▶ **PROBLEM**:
The listing below must be repeated word for word, with its images excluded.

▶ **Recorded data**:
○ ○ ○

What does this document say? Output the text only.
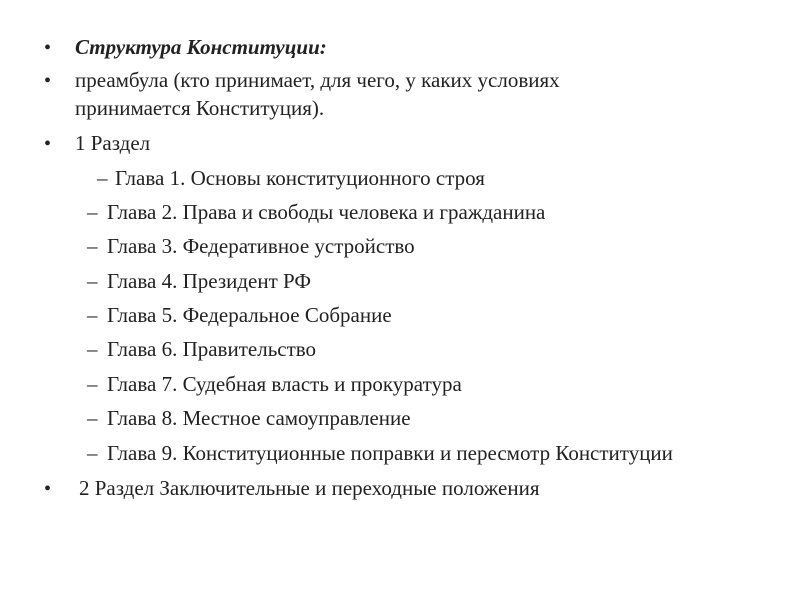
• Структура Конституции:
• преамбула (кто принимает, для чего, у каких условиях
принимается Конституция).
• 1 Раздел
– Глава 1. Основы конституционного строя
– Глава 2. Права и свободы человека и гражданина
– Глава 3. Федеративное устройство
– Глава 4. Президент РФ
– Глава 5. Федеральное Собрание
– Глава 6. Правительство
– Глава 7. Судебная власть и прокуратура
– Глава 8. Местное самоуправление
– Глава 9. Конституционные поправки и пересмотр Конституции
• 2 Раздел Заключительные и переходные положения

○ ○ ○

▶ **RESULT**:
What does this document say? Output the text only.
• Структура Конституции:
• преамбула (кто принимает, для чего, у каких условиях
принимается Конституция).
• 1 Раздел
– Глава 1. Основы конституционного строя
– Глава 2. Права и свободы человека и гражданина
– Глава 3. Федеративное устройство
– Глава 4. Президент РФ
– Глава 5. Федеральное Собрание
– Глава 6. Правительство
– Глава 7. Судебная власть и прокуратура
– Глава 8. Местное самоуправление
– Глава 9. Конституционные поправки и пересмотр Конституции
• 2 Раздел Заключительные и переходные положения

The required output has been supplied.